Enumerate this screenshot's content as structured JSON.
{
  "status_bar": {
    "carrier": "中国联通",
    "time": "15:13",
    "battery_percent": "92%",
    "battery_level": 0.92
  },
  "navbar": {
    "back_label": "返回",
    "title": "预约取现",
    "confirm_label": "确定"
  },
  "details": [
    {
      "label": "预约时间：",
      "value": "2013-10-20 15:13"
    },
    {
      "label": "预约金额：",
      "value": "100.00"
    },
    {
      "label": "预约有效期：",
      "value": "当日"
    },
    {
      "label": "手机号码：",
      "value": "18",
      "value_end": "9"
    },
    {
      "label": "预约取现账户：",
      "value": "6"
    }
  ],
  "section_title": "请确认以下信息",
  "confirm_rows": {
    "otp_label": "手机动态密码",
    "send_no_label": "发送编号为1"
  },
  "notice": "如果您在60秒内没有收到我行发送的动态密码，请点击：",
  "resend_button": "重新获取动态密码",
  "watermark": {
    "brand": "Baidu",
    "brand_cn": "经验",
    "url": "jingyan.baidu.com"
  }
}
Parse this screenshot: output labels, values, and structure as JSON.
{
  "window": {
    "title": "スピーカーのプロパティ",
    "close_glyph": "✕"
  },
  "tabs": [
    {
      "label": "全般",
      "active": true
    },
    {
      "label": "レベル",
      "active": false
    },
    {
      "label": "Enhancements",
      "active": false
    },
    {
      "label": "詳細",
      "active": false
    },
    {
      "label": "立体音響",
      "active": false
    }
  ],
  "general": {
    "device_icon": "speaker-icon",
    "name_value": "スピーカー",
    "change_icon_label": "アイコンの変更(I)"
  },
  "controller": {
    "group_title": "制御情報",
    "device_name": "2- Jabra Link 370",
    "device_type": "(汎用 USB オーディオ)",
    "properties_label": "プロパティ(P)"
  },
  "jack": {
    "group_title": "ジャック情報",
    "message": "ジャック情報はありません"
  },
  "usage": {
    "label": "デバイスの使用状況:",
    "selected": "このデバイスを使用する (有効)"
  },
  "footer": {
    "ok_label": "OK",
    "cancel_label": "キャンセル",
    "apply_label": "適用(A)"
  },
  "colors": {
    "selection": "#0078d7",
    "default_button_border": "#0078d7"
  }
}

◇ ◇ ◇ ◇ ◇ ◇ ◇

__Short exercise__. Print the material above once more, exactly.

__Full response__.
Enumerate this screenshot's content as structured JSON.
{
  "status_bar": {
    "carrier": "中国联通",
    "time": "15:13",
    "battery_percent": "92%",
    "battery_level": 0.92
  },
  "navbar": {
    "back_label": "返回",
    "title": "预约取现",
    "confirm_label": "确定"
  },
  "details": [
    {
      "label": "预约时间：",
      "value": "2013-10-20 15:13"
    },
    {
      "label": "预约金额：",
      "value": "100.00"
    },
    {
      "label": "预约有效期：",
      "value": "当日"
    },
    {
      "label": "手机号码：",
      "value": "18",
      "value_end": "9"
    },
    {
      "label": "预约取现账户：",
      "value": "6"
    }
  ],
  "section_title": "请确认以下信息",
  "confirm_rows": {
    "otp_label": "手机动态密码",
    "send_no_label": "发送编号为1"
  },
  "notice": "如果您在60秒内没有收到我行发送的动态密码，请点击：",
  "resend_button": "重新获取动态密码",
  "watermark": {
    "brand": "Baidu",
    "brand_cn": "经验",
    "url": "jingyan.baidu.com"
  }
}
Parse this screenshot: output labels, values, and structure as JSON.
{
  "window": {
    "title": "スピーカーのプロパティ",
    "close_glyph": "✕"
  },
  "tabs": [
    {
      "label": "全般",
      "active": true
    },
    {
      "label": "レベル",
      "active": false
    },
    {
      "label": "Enhancements",
      "active": false
    },
    {
      "label": "詳細",
      "active": false
    },
    {
      "label": "立体音響",
      "active": false
    }
  ],
  "general": {
    "device_icon": "speaker-icon",
    "name_value": "スピーカー",
    "change_icon_label": "アイコンの変更(I)"
  },
  "controller": {
    "group_title": "制御情報",
    "device_name": "2- Jabra Link 370",
    "device_type": "(汎用 USB オーディオ)",
    "properties_label": "プロパティ(P)"
  },
  "jack": {
    "group_title": "ジャック情報",
    "message": "ジャック情報はありません"
  },
  "usage": {
    "label": "デバイスの使用状況:",
    "selected": "このデバイスを使用する (有効)"
  },
  "footer": {
    "ok_label": "OK",
    "cancel_label": "キャンセル",
    "apply_label": "適用(A)"
  },
  "colors": {
    "selection": "#0078d7",
    "default_button_border": "#0078d7"
  }
}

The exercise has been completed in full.